*Consigne*.
Reproduisez mot pour mot le passage de l'extrait sur le litige avec la banque qui va de « - qu'en 2005, les » jusqu'à « sur ce point.... ».

*Source*.
Au terme de conclusions notifiées le 21 mars 2016, ils demandent à la cour d'infirmer le jugement déféré et de condamner le CREDIT IMMOBILIER DE FRANCE RHONE ALPES AUVERGNE à leur payer la somme de 3 300 000 € en réparation de la perte de chance de ne pas contracter et la somme de 100 000 € en réparation de leur préjudice moral, ce outre la somme de 7 000 € en application de l'article 700 du code de procédure civile et les dépens avec faculté de distraction au profit de leur conseil.

Ils font valoir :

- qu'ils étaient des emprunteurs non avertis et que les crédits souscrits présentaient un risque d'endettement excessif, leurs revenus mensuels tels qu'ils résultaient de l'avis d'imposition de 2004 faisant apparaître un revenu mensuel de 3 021 € pour des charges mensuelles de 28 791 €,

- qu'après la souscription de l'emprunt leur endettement s'est alourdi et qu'en cas de rachat des prêts, la banque n'est pas dispensée de son devoir de mise en garde,

- que la société CREDIT IMMOBILIER DE FRANCE n'avait pas racheté tous leurs crédits, qu'il a financé des travaux alourdissant encore la dette,

- que ce sont les revenus qui permettent de rembourser les emprunts, peu important la valeur des biens, le fait d'être propriétaire de biens d'une valeur dépassant le montant total des emprunts ne dispensant pas la banque de son devoir de mise en garde en cas de risque d'endettement,

- que les crédits avaient été octroyés au vu de la valeur des biens immobiliers dans un contexte de bulle du marché de l'immobilier qui s'est effondré par la suite,

- que l'intervention d'un intermédiaire en opérations de banque, d'un comptable et d'un notaire ne dispense pas le notaire de son devoir de mise en garde,

- qu'en 2005, les recettes brutes foncières étaient de 197 690 € mais ne procuraient qu'un revenu foncier net de 43 817 € alors que la charge de remboursement du prêt était de 329 901,36 € par an, ATTENTION : déduction du coût de travaux, ne se renouvelle pas chaque année mais la banque ne dit rien sur ce point....

*Données fournies*.
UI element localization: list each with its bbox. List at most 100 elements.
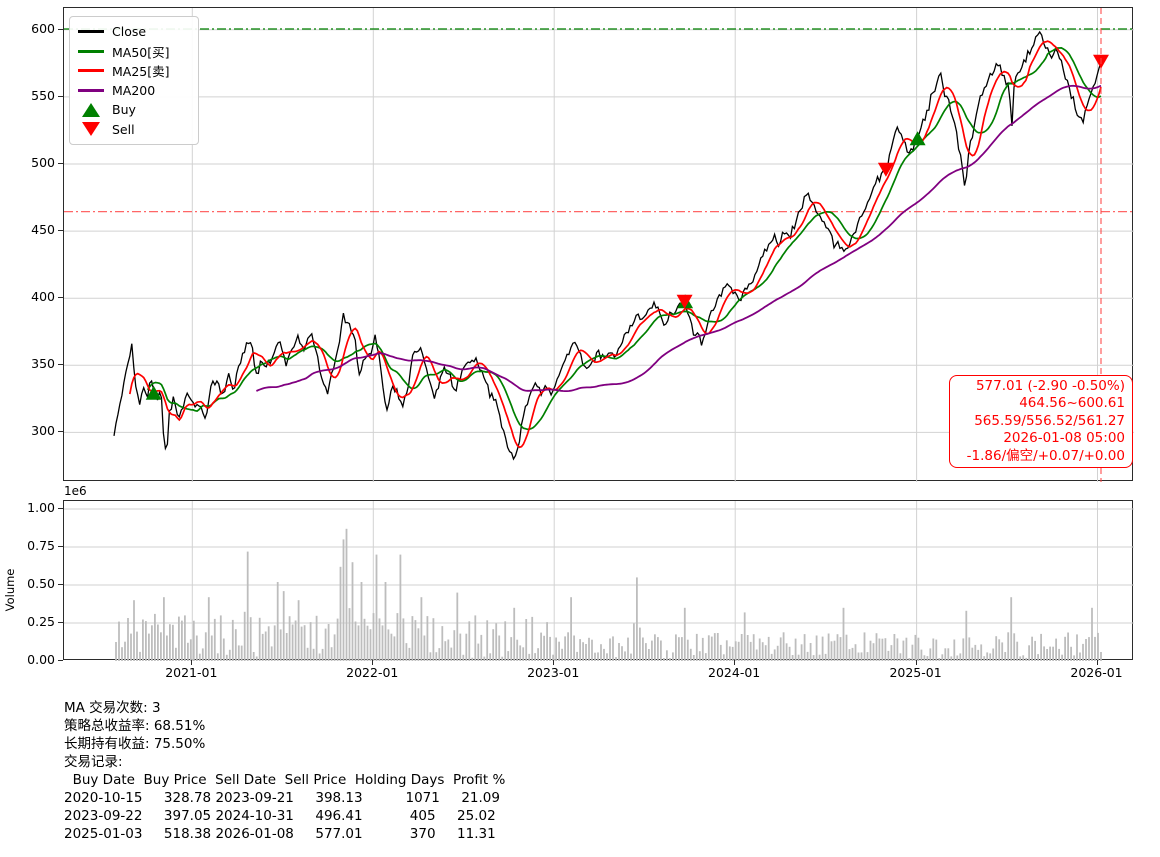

*Réponse*.
- qu'en 2005, les recettes brutes foncières étaient de 197 690 € mais ne procuraient qu'un revenu foncier net de 43 817 € alors que la charge de remboursement du prêt était de 329 901,36 € par an, ATTENTION : déduction du coût de travaux, ne se renouvelle pas chaque année mais la banque ne dit rien sur ce point....